(Entries with figure data)
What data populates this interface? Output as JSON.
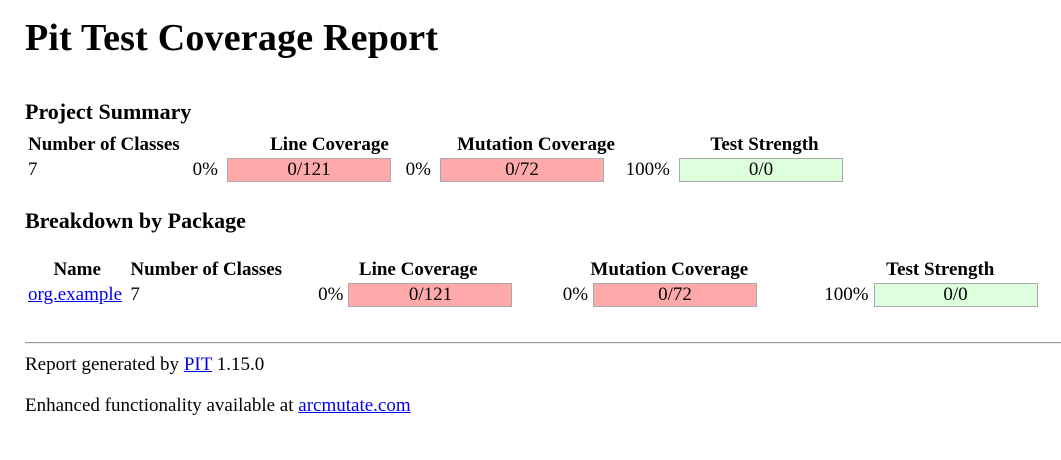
{
  "title": "Pit Test Coverage Report",
  "project_summary": {
    "heading": "Project Summary",
    "headers": {
      "classes": "Number of Classes",
      "line": "Line Coverage",
      "mutation": "Mutation Coverage",
      "strength": "Test Strength"
    },
    "classes": "7",
    "line": {
      "pct": "0%",
      "ratio": "0/121",
      "fraction": 0
    },
    "mutation": {
      "pct": "0%",
      "ratio": "0/72",
      "fraction": 0
    },
    "strength": {
      "pct": "100%",
      "ratio": "0/0",
      "fraction": 1
    }
  },
  "breakdown": {
    "heading": "Breakdown by Package",
    "headers": {
      "name": "Name",
      "classes": "Number of Classes",
      "line": "Line Coverage",
      "mutation": "Mutation Coverage",
      "strength": "Test Strength"
    },
    "rows": [
      {
        "name": "org.example",
        "classes": "7",
        "line": {
          "pct": "0%",
          "ratio": "0/121",
          "fraction": 0
        },
        "mutation": {
          "pct": "0%",
          "ratio": "0/72",
          "fraction": 0
        },
        "strength": {
          "pct": "100%",
          "ratio": "0/0",
          "fraction": 1
        }
      }
    ]
  },
  "footer": {
    "generated_prefix": "Report generated by ",
    "pit_link": "PIT",
    "version": " 1.15.0",
    "enhanced_prefix": "Enhanced functionality available at ",
    "arcmutate_link": "arcmutate.com"
  },
  "colors": {
    "bar_low": "#ffaaaa",
    "bar_high": "#ddffdd",
    "link": "#0000ee"
  }
}
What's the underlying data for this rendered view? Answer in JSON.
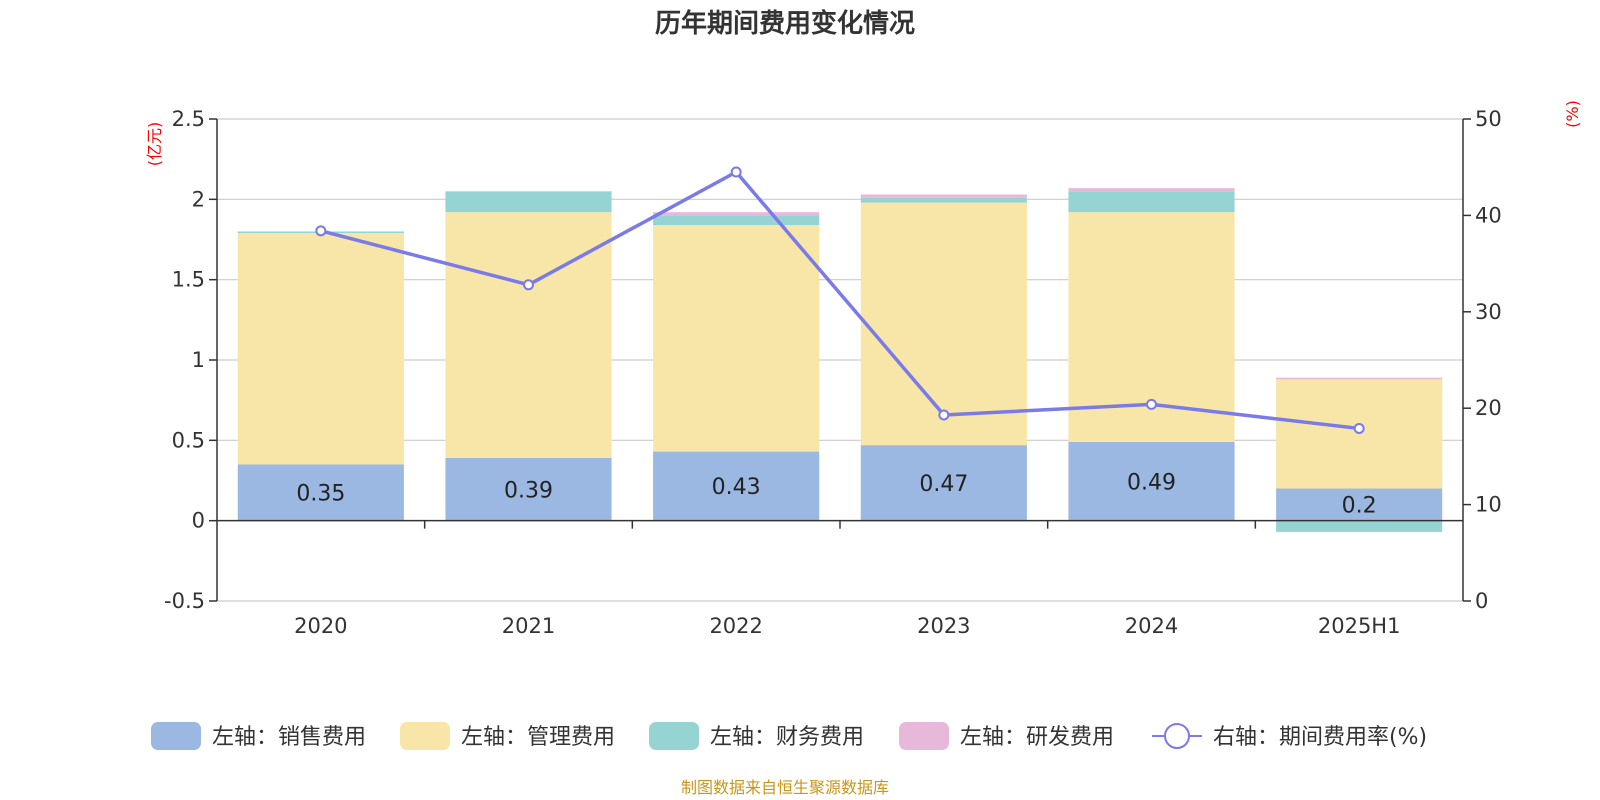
{
  "chart_data": {
    "type": "bar",
    "title": "历年期间费用变化情况",
    "categories": [
      "2020",
      "2021",
      "2022",
      "2023",
      "2024",
      "2025H1"
    ],
    "left_axis": {
      "unit": "(亿元)",
      "ylim": [
        -0.5,
        2.5
      ],
      "ticks": [
        "-0.5",
        "0",
        "0.5",
        "1",
        "1.5",
        "2",
        "2.5"
      ],
      "tick_values": [
        -0.5,
        0,
        0.5,
        1,
        1.5,
        2,
        2.5
      ]
    },
    "right_axis": {
      "unit": "(%)",
      "ylim": [
        0,
        50
      ],
      "ticks": [
        "0",
        "10",
        "20",
        "30",
        "40",
        "50"
      ],
      "tick_values": [
        0,
        10,
        20,
        30,
        40,
        50
      ]
    },
    "series": [
      {
        "name": "左轴：销售费用",
        "type": "bar",
        "axis": "left",
        "color": "#9bb8e2",
        "values": [
          0.35,
          0.39,
          0.43,
          0.47,
          0.49,
          0.2
        ],
        "labels": [
          "0.35",
          "0.39",
          "0.43",
          "0.47",
          "0.49",
          "0.2"
        ]
      },
      {
        "name": "左轴：管理费用",
        "type": "bar",
        "axis": "left",
        "color": "#f7e6a7",
        "values": [
          1.44,
          1.53,
          1.41,
          1.51,
          1.43,
          0.68
        ]
      },
      {
        "name": "左轴：财务费用",
        "type": "bar",
        "axis": "left",
        "color": "#96d4d3",
        "values": [
          0.01,
          0.13,
          0.06,
          0.03,
          0.13,
          -0.07
        ]
      },
      {
        "name": "左轴：研发费用",
        "type": "bar",
        "axis": "left",
        "color": "#e8b8da",
        "values": [
          0.0,
          0.0,
          0.02,
          0.02,
          0.02,
          0.01
        ]
      },
      {
        "name": "右轴：期间费用率(%)",
        "type": "line",
        "axis": "right",
        "color": "#7a7ae8",
        "values": [
          38.4,
          32.8,
          44.5,
          19.3,
          20.4,
          17.9
        ]
      }
    ],
    "grid": true,
    "legend_position": "bottom"
  },
  "source_note": "制图数据来自恒生聚源数据库",
  "colors": {
    "title": "#333333",
    "unit_label": "#ff0000",
    "source_note": "#c9961a",
    "grid": "#cccccc",
    "axis": "#333333"
  }
}
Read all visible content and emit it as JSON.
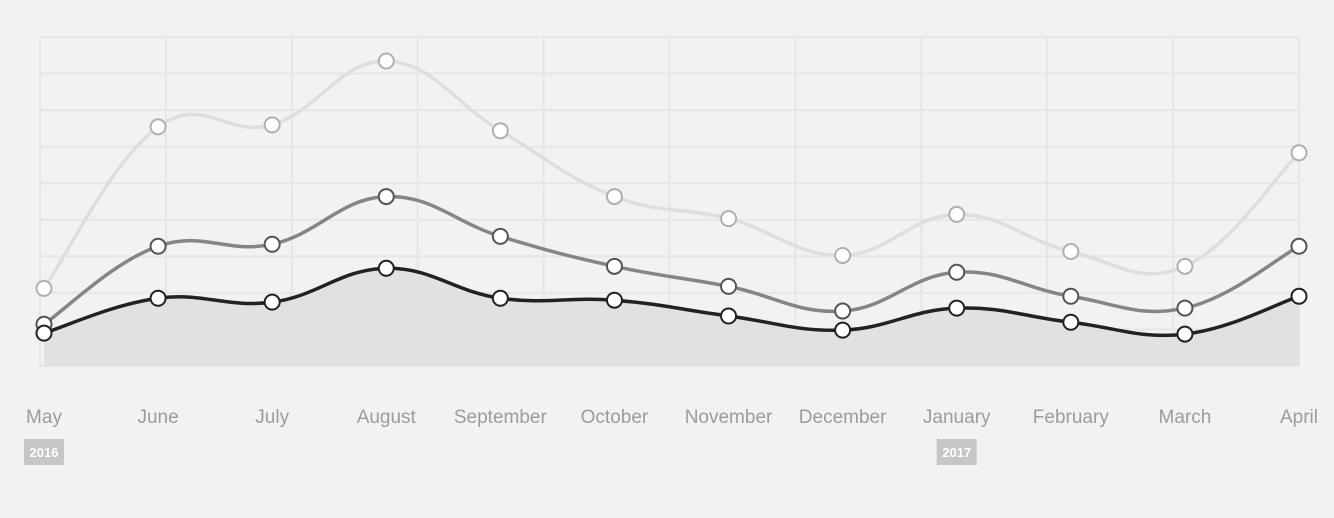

• **Task brief**: Reproduce all the records verbatim, excluding images.

• **Answer for this exercise**:
What data populates this interface? Output as JSON.
{
  "title": "Pit Test Coverage Report",
  "project_summary": {
    "heading": "Project Summary",
    "headers": {
      "classes": "Number of Classes",
      "line": "Line Coverage",
      "mutation": "Mutation Coverage",
      "strength": "Test Strength"
    },
    "classes": "7",
    "line": {
      "pct": "0%",
      "ratio": "0/121",
      "fraction": 0
    },
    "mutation": {
      "pct": "0%",
      "ratio": "0/72",
      "fraction": 0
    },
    "strength": {
      "pct": "100%",
      "ratio": "0/0",
      "fraction": 1
    }
  },
  "breakdown": {
    "heading": "Breakdown by Package",
    "headers": {
      "name": "Name",
      "classes": "Number of Classes",
      "line": "Line Coverage",
      "mutation": "Mutation Coverage",
      "strength": "Test Strength"
    },
    "rows": [
      {
        "name": "org.example",
        "classes": "7",
        "line": {
          "pct": "0%",
          "ratio": "0/121",
          "fraction": 0
        },
        "mutation": {
          "pct": "0%",
          "ratio": "0/72",
          "fraction": 0
        },
        "strength": {
          "pct": "100%",
          "ratio": "0/0",
          "fraction": 1
        }
      }
    ]
  },
  "footer": {
    "generated_prefix": "Report generated by ",
    "pit_link": "PIT",
    "version": " 1.15.0",
    "enhanced_prefix": "Enhanced functionality available at ",
    "arcmutate_link": "arcmutate.com"
  },
  "colors": {
    "bar_low": "#ffaaaa",
    "bar_high": "#ddffdd",
    "link": "#0000ee"
  }
}
What's the underlying data for this rendered view? Answer in JSON.
{
  "chart_data": {
    "type": "bar",
    "title": "历年期间费用变化情况",
    "categories": [
      "2020",
      "2021",
      "2022",
      "2023",
      "2024",
      "2025H1"
    ],
    "left_axis": {
      "unit": "(亿元)",
      "ylim": [
        -0.5,
        2.5
      ],
      "ticks": [
        "-0.5",
        "0",
        "0.5",
        "1",
        "1.5",
        "2",
        "2.5"
      ],
      "tick_values": [
        -0.5,
        0,
        0.5,
        1,
        1.5,
        2,
        2.5
      ]
    },
    "right_axis": {
      "unit": "(%)",
      "ylim": [
        0,
        50
      ],
      "ticks": [
        "0",
        "10",
        "20",
        "30",
        "40",
        "50"
      ],
      "tick_values": [
        0,
        10,
        20,
        30,
        40,
        50
      ]
    },
    "series": [
      {
        "name": "左轴：销售费用",
        "type": "bar",
        "axis": "left",
        "color": "#9bb8e2",
        "values": [
          0.35,
          0.39,
          0.43,
          0.47,
          0.49,
          0.2
        ],
        "labels": [
          "0.35",
          "0.39",
          "0.43",
          "0.47",
          "0.49",
          "0.2"
        ]
      },
      {
        "name": "左轴：管理费用",
        "type": "bar",
        "axis": "left",
        "color": "#f7e6a7",
        "values": [
          1.44,
          1.53,
          1.41,
          1.51,
          1.43,
          0.68
        ]
      },
      {
        "name": "左轴：财务费用",
        "type": "bar",
        "axis": "left",
        "color": "#96d4d3",
        "values": [
          0.01,
          0.13,
          0.06,
          0.03,
          0.13,
          -0.07
        ]
      },
      {
        "name": "左轴：研发费用",
        "type": "bar",
        "axis": "left",
        "color": "#e8b8da",
        "values": [
          0.0,
          0.0,
          0.02,
          0.02,
          0.02,
          0.01
        ]
      },
      {
        "name": "右轴：期间费用率(%)",
        "type": "line",
        "axis": "right",
        "color": "#7a7ae8",
        "values": [
          38.4,
          32.8,
          44.5,
          19.3,
          20.4,
          17.9
        ]
      }
    ],
    "grid": true,
    "legend_position": "bottom"
  },
  "source_note": "制图数据来自恒生聚源数据库",
  "colors": {
    "title": "#333333",
    "unit_label": "#ff0000",
    "source_note": "#c9961a",
    "grid": "#cccccc",
    "axis": "#333333"
  }
}
Read all visible content and emit it as JSON.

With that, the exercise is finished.